====== Data for processing ======
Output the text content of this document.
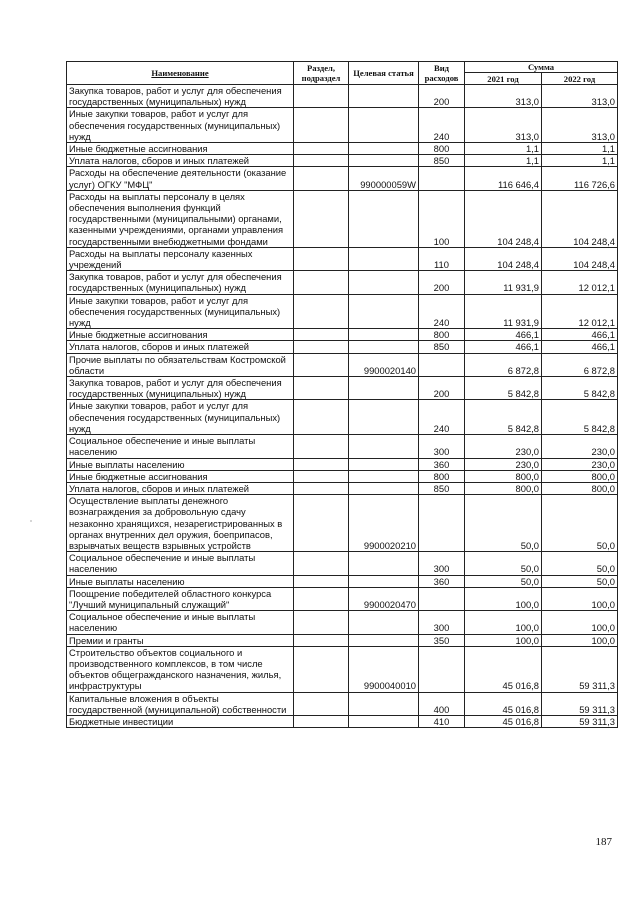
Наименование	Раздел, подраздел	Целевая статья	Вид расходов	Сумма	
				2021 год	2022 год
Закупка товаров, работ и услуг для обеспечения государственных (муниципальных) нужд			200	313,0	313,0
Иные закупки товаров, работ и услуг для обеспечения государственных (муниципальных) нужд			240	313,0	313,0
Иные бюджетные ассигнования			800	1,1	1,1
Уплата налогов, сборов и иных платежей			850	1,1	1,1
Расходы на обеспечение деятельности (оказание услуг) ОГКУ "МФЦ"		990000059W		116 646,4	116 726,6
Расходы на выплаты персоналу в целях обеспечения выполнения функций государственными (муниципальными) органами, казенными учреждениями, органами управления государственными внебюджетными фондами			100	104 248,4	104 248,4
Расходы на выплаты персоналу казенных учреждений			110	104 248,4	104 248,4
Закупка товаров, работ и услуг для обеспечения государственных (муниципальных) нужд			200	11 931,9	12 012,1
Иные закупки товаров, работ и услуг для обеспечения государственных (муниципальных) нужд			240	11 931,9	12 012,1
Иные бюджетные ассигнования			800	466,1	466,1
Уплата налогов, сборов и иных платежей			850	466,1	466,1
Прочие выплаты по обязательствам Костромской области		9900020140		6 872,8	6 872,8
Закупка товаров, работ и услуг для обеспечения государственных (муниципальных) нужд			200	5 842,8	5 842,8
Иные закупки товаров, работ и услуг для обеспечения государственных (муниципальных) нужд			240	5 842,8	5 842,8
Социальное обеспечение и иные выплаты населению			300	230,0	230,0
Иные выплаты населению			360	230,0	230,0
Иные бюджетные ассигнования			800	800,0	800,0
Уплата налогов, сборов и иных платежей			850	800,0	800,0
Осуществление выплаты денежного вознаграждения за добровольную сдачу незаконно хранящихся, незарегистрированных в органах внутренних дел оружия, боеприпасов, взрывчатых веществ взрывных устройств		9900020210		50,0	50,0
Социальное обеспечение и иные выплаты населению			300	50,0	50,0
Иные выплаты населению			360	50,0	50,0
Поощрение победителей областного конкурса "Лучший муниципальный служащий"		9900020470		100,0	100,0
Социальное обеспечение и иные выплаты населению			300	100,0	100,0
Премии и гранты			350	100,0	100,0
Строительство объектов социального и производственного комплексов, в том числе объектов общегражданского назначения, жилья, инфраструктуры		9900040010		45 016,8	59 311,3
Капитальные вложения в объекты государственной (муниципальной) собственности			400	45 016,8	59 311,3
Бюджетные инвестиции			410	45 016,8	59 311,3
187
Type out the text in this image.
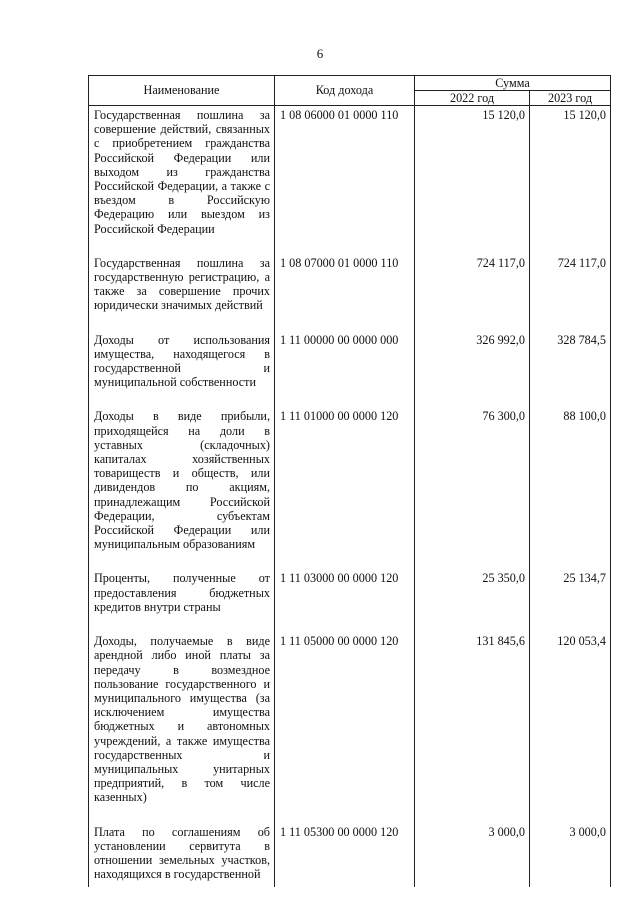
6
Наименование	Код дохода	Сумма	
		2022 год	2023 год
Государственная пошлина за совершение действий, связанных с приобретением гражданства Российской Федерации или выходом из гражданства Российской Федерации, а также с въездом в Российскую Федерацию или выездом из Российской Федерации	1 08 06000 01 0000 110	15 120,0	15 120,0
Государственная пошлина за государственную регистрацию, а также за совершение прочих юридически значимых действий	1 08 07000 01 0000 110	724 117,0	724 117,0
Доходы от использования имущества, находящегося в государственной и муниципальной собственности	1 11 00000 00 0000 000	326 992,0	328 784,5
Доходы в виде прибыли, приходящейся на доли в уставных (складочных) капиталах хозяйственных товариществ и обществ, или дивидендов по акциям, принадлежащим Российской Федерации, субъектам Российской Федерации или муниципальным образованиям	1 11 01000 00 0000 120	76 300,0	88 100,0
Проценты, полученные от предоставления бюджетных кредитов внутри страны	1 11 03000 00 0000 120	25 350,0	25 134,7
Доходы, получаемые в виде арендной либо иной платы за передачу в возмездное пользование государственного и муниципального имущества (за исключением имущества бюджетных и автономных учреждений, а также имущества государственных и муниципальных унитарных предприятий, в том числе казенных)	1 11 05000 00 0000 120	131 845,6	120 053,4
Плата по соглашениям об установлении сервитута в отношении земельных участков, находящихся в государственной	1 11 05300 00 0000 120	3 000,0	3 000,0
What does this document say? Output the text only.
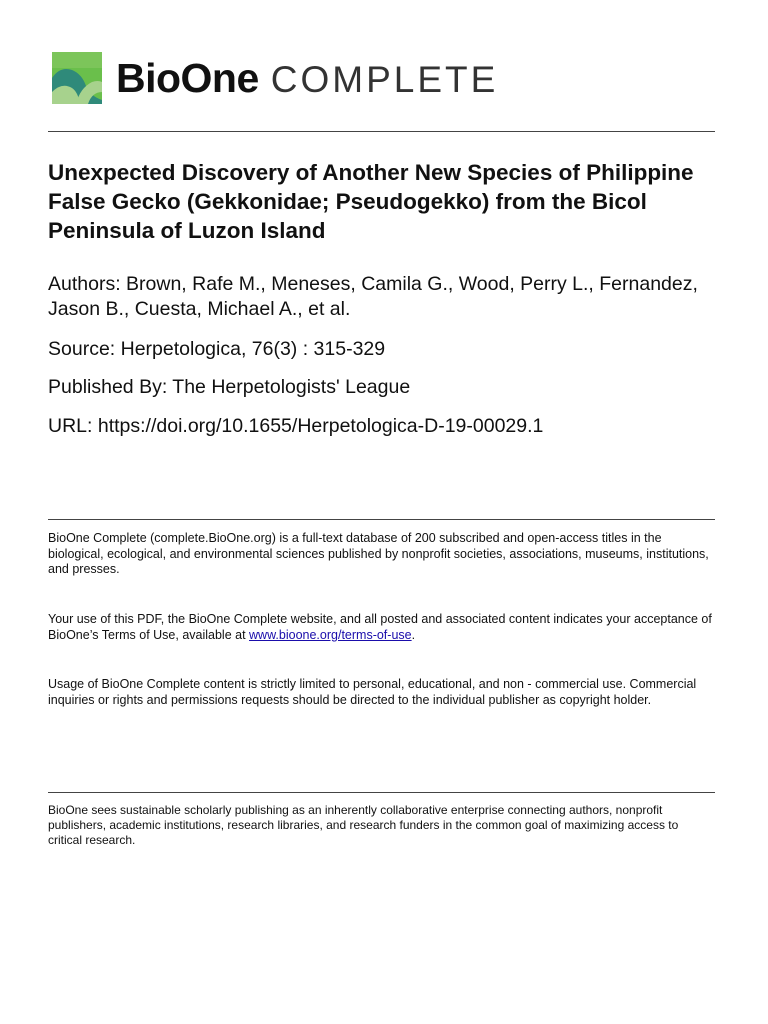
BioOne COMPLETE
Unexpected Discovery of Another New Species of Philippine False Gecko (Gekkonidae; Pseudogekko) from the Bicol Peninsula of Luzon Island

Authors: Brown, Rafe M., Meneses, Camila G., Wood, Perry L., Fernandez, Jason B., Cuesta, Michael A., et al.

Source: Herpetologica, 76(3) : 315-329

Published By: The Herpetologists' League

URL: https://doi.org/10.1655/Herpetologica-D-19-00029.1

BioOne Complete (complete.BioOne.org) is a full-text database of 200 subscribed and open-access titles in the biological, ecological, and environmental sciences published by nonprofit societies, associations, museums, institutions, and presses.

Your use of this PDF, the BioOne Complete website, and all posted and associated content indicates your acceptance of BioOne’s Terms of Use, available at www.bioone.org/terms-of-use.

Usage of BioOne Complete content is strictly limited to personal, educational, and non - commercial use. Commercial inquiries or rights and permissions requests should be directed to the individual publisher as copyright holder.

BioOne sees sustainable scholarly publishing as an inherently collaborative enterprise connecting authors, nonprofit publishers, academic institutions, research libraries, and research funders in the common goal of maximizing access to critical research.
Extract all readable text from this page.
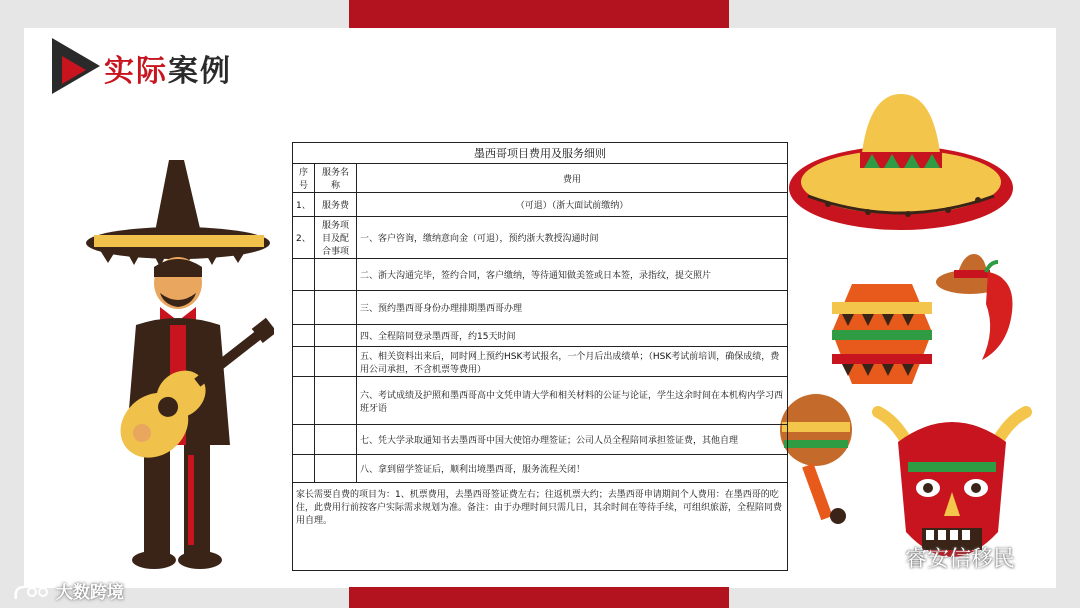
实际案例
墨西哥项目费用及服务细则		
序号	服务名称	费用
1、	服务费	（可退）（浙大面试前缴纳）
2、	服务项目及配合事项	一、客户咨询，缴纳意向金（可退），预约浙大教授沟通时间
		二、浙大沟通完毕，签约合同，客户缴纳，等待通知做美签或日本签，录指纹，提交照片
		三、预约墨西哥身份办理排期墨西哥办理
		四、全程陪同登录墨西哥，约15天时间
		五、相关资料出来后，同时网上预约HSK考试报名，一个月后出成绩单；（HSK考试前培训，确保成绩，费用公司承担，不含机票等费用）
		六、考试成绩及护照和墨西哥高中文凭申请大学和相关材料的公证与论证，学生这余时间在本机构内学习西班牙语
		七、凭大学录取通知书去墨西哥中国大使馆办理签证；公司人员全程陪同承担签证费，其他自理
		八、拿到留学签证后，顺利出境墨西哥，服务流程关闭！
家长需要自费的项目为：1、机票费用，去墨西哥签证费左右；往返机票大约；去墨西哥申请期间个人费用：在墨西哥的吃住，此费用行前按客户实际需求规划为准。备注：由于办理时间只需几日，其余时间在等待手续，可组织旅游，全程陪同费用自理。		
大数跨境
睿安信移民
======
Objective: Which lines contain "content"? Show each of them.

Solution to the problem:
Output the text content of this document.
Your use of this PDF, the BioOne Complete website, and all posted and associated content indicates your acceptance of BioOne’s Terms of Use, available at www.bioone.org/terms-of-use.
Usage of BioOne Complete content is strictly limited to personal, educational, and non - commercial use. Commercial inquiries or rights and permissions requests should be directed to the individual publisher as copyright holder.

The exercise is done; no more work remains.